> [PROBLEM DESCRIPTION]:
Reproduce the records that follow in full, excluding any picture they contain.

> [MATERIAL FOR THIS TASK]:
--

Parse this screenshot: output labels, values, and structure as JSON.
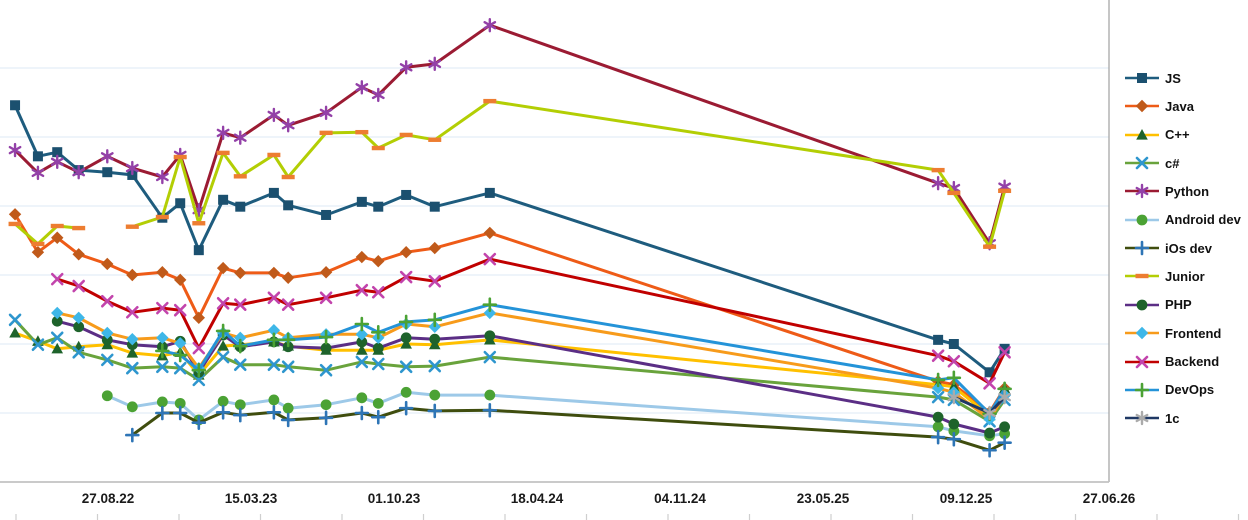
{
  "chart_data": {
    "type": "line",
    "title": "",
    "x_tick_labels": [
      "27.08.22",
      "15.03.23",
      "01.10.23",
      "18.04.24",
      "04.11.24",
      "23.05.25",
      "09.12.25",
      "27.06.26"
    ],
    "sample_dates": [
      "19.04.22",
      "21.05.22",
      "17.06.22",
      "17.07.22",
      "26.08.22",
      "30.09.22",
      "11.11.22",
      "06.12.22",
      "01.01.23",
      "04.02.23",
      "28.02.23",
      "16.04.23",
      "06.05.23",
      "28.06.23",
      "17.08.23",
      "09.09.23",
      "18.10.23",
      "27.11.23",
      "12.02.24",
      "31.10.25",
      "22.11.25",
      "11.01.26",
      "01.02.26"
    ],
    "y_axis": {
      "labels_visible": false,
      "ylim": [
        0,
        70
      ],
      "gridline_step": 10
    },
    "legend_position": "right",
    "grid": "horizontal",
    "series": [
      {
        "name": "JS",
        "marker": "square",
        "line_color": "#1E5C7E",
        "marker_color": "#1B506F",
        "values": [
          54.6,
          47.2,
          47.8,
          45.2,
          44.9,
          44.5,
          38.3,
          40.4,
          33.6,
          40.9,
          39.9,
          41.9,
          40.1,
          38.7,
          40.6,
          39.9,
          41.6,
          39.9,
          41.9,
          20.6,
          20.0,
          15.9,
          19.3
        ]
      },
      {
        "name": "Java",
        "marker": "diamond",
        "line_color": "#EE5B17",
        "marker_color": "#C05A1A",
        "values": [
          38.8,
          33.3,
          35.4,
          33.0,
          31.6,
          30.0,
          30.4,
          29.3,
          23.8,
          31.0,
          30.3,
          30.3,
          29.6,
          30.4,
          32.6,
          32.0,
          33.3,
          33.9,
          36.1,
          14.6,
          14.1,
          10.1,
          13.6
        ]
      },
      {
        "name": "C++",
        "marker": "triangle",
        "line_color": "#FFC000",
        "marker_color": "#1E632B",
        "values": [
          21.6,
          20.4,
          19.3,
          19.6,
          19.9,
          18.7,
          18.3,
          18.8,
          15.5,
          19.7,
          19.9,
          20.3,
          19.7,
          19.1,
          19.1,
          19.1,
          20.0,
          19.9,
          20.6,
          14.1,
          13.8,
          9.6,
          13.5
        ]
      },
      {
        "name": "c#",
        "marker": "x",
        "line_color": "#69A33C",
        "marker_color": "#2E96CE",
        "values": [
          23.5,
          19.9,
          20.9,
          18.8,
          17.7,
          16.5,
          16.7,
          16.5,
          14.8,
          18.1,
          17.0,
          17.0,
          16.7,
          16.2,
          17.4,
          17.1,
          16.7,
          16.8,
          18.1,
          12.3,
          11.9,
          8.8,
          11.9
        ]
      },
      {
        "name": "Python",
        "marker": "asterisk",
        "line_color": "#9B1B33",
        "marker_color": "#9341A8",
        "values": [
          48.1,
          44.8,
          46.4,
          44.9,
          47.2,
          45.5,
          44.2,
          47.4,
          39.4,
          50.6,
          49.9,
          53.2,
          51.7,
          53.5,
          57.2,
          56.1,
          60.1,
          60.6,
          66.2,
          43.3,
          42.6,
          34.6,
          42.8
        ]
      },
      {
        "name": "Android dev",
        "marker": "circle",
        "line_color": "#9DC9E8",
        "marker_color": "#4BA234",
        "values": [
          null,
          null,
          null,
          null,
          12.5,
          10.9,
          11.6,
          11.4,
          9.0,
          11.7,
          11.2,
          11.9,
          10.7,
          11.2,
          12.2,
          11.4,
          13.0,
          12.6,
          12.6,
          8.0,
          7.4,
          6.7,
          7.0
        ]
      },
      {
        "name": "iOs dev",
        "marker": "plus",
        "line_color": "#3F4D0E",
        "marker_color": "#2E75B6",
        "values": [
          null,
          null,
          null,
          null,
          null,
          6.8,
          10.0,
          10.0,
          8.6,
          10.1,
          9.7,
          10.1,
          9.0,
          9.3,
          10.0,
          9.4,
          10.7,
          10.3,
          10.4,
          6.5,
          6.2,
          4.6,
          5.7
        ]
      },
      {
        "name": "Junior",
        "marker": "dash",
        "line_color": "#B3CE04",
        "marker_color": "#ED7D31",
        "values": [
          37.4,
          34.5,
          37.1,
          36.8,
          null,
          37.0,
          38.4,
          47.1,
          37.5,
          47.7,
          44.3,
          47.4,
          44.2,
          50.6,
          50.7,
          48.4,
          50.3,
          49.6,
          55.2,
          45.2,
          41.9,
          34.1,
          42.2
        ]
      },
      {
        "name": "PHP",
        "marker": "circle",
        "line_color": "#5B2E85",
        "marker_color": "#1E632B",
        "values": [
          null,
          null,
          23.3,
          22.5,
          20.6,
          19.9,
          19.6,
          20.4,
          15.9,
          21.3,
          19.6,
          20.3,
          19.6,
          19.4,
          20.3,
          19.4,
          20.9,
          20.7,
          21.2,
          9.4,
          8.4,
          7.1,
          8.0
        ]
      },
      {
        "name": "Frontend",
        "marker": "diamond",
        "line_color": "#F79B1B",
        "marker_color": "#3EB7E8",
        "values": [
          null,
          null,
          24.5,
          23.8,
          21.6,
          20.7,
          20.9,
          20.1,
          16.5,
          21.6,
          20.9,
          22.0,
          20.9,
          21.4,
          21.4,
          20.9,
          22.9,
          22.5,
          24.5,
          13.6,
          13.0,
          9.1,
          12.6
        ]
      },
      {
        "name": "Backend",
        "marker": "x",
        "line_color": "#C00000",
        "marker_color": "#C244AC",
        "values": [
          null,
          null,
          29.4,
          28.4,
          26.2,
          24.6,
          25.2,
          24.9,
          19.4,
          25.9,
          25.7,
          26.7,
          25.7,
          26.7,
          27.8,
          27.5,
          29.7,
          29.1,
          32.3,
          18.3,
          17.5,
          14.3,
          18.8
        ]
      },
      {
        "name": "DevOps",
        "marker": "plus",
        "line_color": "#2493D8",
        "marker_color": "#4BA234",
        "values": [
          null,
          null,
          null,
          null,
          null,
          null,
          19.0,
          18.4,
          16.2,
          21.9,
          19.7,
          20.6,
          20.6,
          21.0,
          22.9,
          21.7,
          23.2,
          23.5,
          25.7,
          14.8,
          15.1,
          9.9,
          13.5
        ]
      },
      {
        "name": "1c",
        "marker": "asterisk",
        "line_color": "#1F3864",
        "marker_color": "#ABABAB",
        "values": [
          null,
          null,
          null,
          null,
          null,
          null,
          null,
          null,
          null,
          null,
          null,
          null,
          null,
          null,
          null,
          null,
          null,
          null,
          null,
          null,
          12.3,
          10.0,
          12.3
        ]
      }
    ],
    "colors": {
      "gridline": "#E4EEF7",
      "axis_line": "#C2C2C2",
      "plot_border": "#A0A0A0",
      "minor_tick": "#CFCFCF",
      "tick_text": "#1A1A1A"
    }
  }
}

--

> [SOLUTION TO THIS TASK]:
Parse this screenshot: output labels, values, and structure as JSON.
{
  "chart_data": {
    "type": "line",
    "title": "",
    "x_tick_labels": [
      "27.08.22",
      "15.03.23",
      "01.10.23",
      "18.04.24",
      "04.11.24",
      "23.05.25",
      "09.12.25",
      "27.06.26"
    ],
    "sample_dates": [
      "19.04.22",
      "21.05.22",
      "17.06.22",
      "17.07.22",
      "26.08.22",
      "30.09.22",
      "11.11.22",
      "06.12.22",
      "01.01.23",
      "04.02.23",
      "28.02.23",
      "16.04.23",
      "06.05.23",
      "28.06.23",
      "17.08.23",
      "09.09.23",
      "18.10.23",
      "27.11.23",
      "12.02.24",
      "31.10.25",
      "22.11.25",
      "11.01.26",
      "01.02.26"
    ],
    "y_axis": {
      "labels_visible": false,
      "ylim": [
        0,
        70
      ],
      "gridline_step": 10
    },
    "legend_position": "right",
    "grid": "horizontal",
    "series": [
      {
        "name": "JS",
        "marker": "square",
        "line_color": "#1E5C7E",
        "marker_color": "#1B506F",
        "values": [
          54.6,
          47.2,
          47.8,
          45.2,
          44.9,
          44.5,
          38.3,
          40.4,
          33.6,
          40.9,
          39.9,
          41.9,
          40.1,
          38.7,
          40.6,
          39.9,
          41.6,
          39.9,
          41.9,
          20.6,
          20.0,
          15.9,
          19.3
        ]
      },
      {
        "name": "Java",
        "marker": "diamond",
        "line_color": "#EE5B17",
        "marker_color": "#C05A1A",
        "values": [
          38.8,
          33.3,
          35.4,
          33.0,
          31.6,
          30.0,
          30.4,
          29.3,
          23.8,
          31.0,
          30.3,
          30.3,
          29.6,
          30.4,
          32.6,
          32.0,
          33.3,
          33.9,
          36.1,
          14.6,
          14.1,
          10.1,
          13.6
        ]
      },
      {
        "name": "C++",
        "marker": "triangle",
        "line_color": "#FFC000",
        "marker_color": "#1E632B",
        "values": [
          21.6,
          20.4,
          19.3,
          19.6,
          19.9,
          18.7,
          18.3,
          18.8,
          15.5,
          19.7,
          19.9,
          20.3,
          19.7,
          19.1,
          19.1,
          19.1,
          20.0,
          19.9,
          20.6,
          14.1,
          13.8,
          9.6,
          13.5
        ]
      },
      {
        "name": "c#",
        "marker": "x",
        "line_color": "#69A33C",
        "marker_color": "#2E96CE",
        "values": [
          23.5,
          19.9,
          20.9,
          18.8,
          17.7,
          16.5,
          16.7,
          16.5,
          14.8,
          18.1,
          17.0,
          17.0,
          16.7,
          16.2,
          17.4,
          17.1,
          16.7,
          16.8,
          18.1,
          12.3,
          11.9,
          8.8,
          11.9
        ]
      },
      {
        "name": "Python",
        "marker": "asterisk",
        "line_color": "#9B1B33",
        "marker_color": "#9341A8",
        "values": [
          48.1,
          44.8,
          46.4,
          44.9,
          47.2,
          45.5,
          44.2,
          47.4,
          39.4,
          50.6,
          49.9,
          53.2,
          51.7,
          53.5,
          57.2,
          56.1,
          60.1,
          60.6,
          66.2,
          43.3,
          42.6,
          34.6,
          42.8
        ]
      },
      {
        "name": "Android dev",
        "marker": "circle",
        "line_color": "#9DC9E8",
        "marker_color": "#4BA234",
        "values": [
          null,
          null,
          null,
          null,
          12.5,
          10.9,
          11.6,
          11.4,
          9.0,
          11.7,
          11.2,
          11.9,
          10.7,
          11.2,
          12.2,
          11.4,
          13.0,
          12.6,
          12.6,
          8.0,
          7.4,
          6.7,
          7.0
        ]
      },
      {
        "name": "iOs dev",
        "marker": "plus",
        "line_color": "#3F4D0E",
        "marker_color": "#2E75B6",
        "values": [
          null,
          null,
          null,
          null,
          null,
          6.8,
          10.0,
          10.0,
          8.6,
          10.1,
          9.7,
          10.1,
          9.0,
          9.3,
          10.0,
          9.4,
          10.7,
          10.3,
          10.4,
          6.5,
          6.2,
          4.6,
          5.7
        ]
      },
      {
        "name": "Junior",
        "marker": "dash",
        "line_color": "#B3CE04",
        "marker_color": "#ED7D31",
        "values": [
          37.4,
          34.5,
          37.1,
          36.8,
          null,
          37.0,
          38.4,
          47.1,
          37.5,
          47.7,
          44.3,
          47.4,
          44.2,
          50.6,
          50.7,
          48.4,
          50.3,
          49.6,
          55.2,
          45.2,
          41.9,
          34.1,
          42.2
        ]
      },
      {
        "name": "PHP",
        "marker": "circle",
        "line_color": "#5B2E85",
        "marker_color": "#1E632B",
        "values": [
          null,
          null,
          23.3,
          22.5,
          20.6,
          19.9,
          19.6,
          20.4,
          15.9,
          21.3,
          19.6,
          20.3,
          19.6,
          19.4,
          20.3,
          19.4,
          20.9,
          20.7,
          21.2,
          9.4,
          8.4,
          7.1,
          8.0
        ]
      },
      {
        "name": "Frontend",
        "marker": "diamond",
        "line_color": "#F79B1B",
        "marker_color": "#3EB7E8",
        "values": [
          null,
          null,
          24.5,
          23.8,
          21.6,
          20.7,
          20.9,
          20.1,
          16.5,
          21.6,
          20.9,
          22.0,
          20.9,
          21.4,
          21.4,
          20.9,
          22.9,
          22.5,
          24.5,
          13.6,
          13.0,
          9.1,
          12.6
        ]
      },
      {
        "name": "Backend",
        "marker": "x",
        "line_color": "#C00000",
        "marker_color": "#C244AC",
        "values": [
          null,
          null,
          29.4,
          28.4,
          26.2,
          24.6,
          25.2,
          24.9,
          19.4,
          25.9,
          25.7,
          26.7,
          25.7,
          26.7,
          27.8,
          27.5,
          29.7,
          29.1,
          32.3,
          18.3,
          17.5,
          14.3,
          18.8
        ]
      },
      {
        "name": "DevOps",
        "marker": "plus",
        "line_color": "#2493D8",
        "marker_color": "#4BA234",
        "values": [
          null,
          null,
          null,
          null,
          null,
          null,
          19.0,
          18.4,
          16.2,
          21.9,
          19.7,
          20.6,
          20.6,
          21.0,
          22.9,
          21.7,
          23.2,
          23.5,
          25.7,
          14.8,
          15.1,
          9.9,
          13.5
        ]
      },
      {
        "name": "1c",
        "marker": "asterisk",
        "line_color": "#1F3864",
        "marker_color": "#ABABAB",
        "values": [
          null,
          null,
          null,
          null,
          null,
          null,
          null,
          null,
          null,
          null,
          null,
          null,
          null,
          null,
          null,
          null,
          null,
          null,
          null,
          null,
          12.3,
          10.0,
          12.3
        ]
      }
    ],
    "colors": {
      "gridline": "#E4EEF7",
      "axis_line": "#C2C2C2",
      "plot_border": "#A0A0A0",
      "minor_tick": "#CFCFCF",
      "tick_text": "#1A1A1A"
    }
  }
}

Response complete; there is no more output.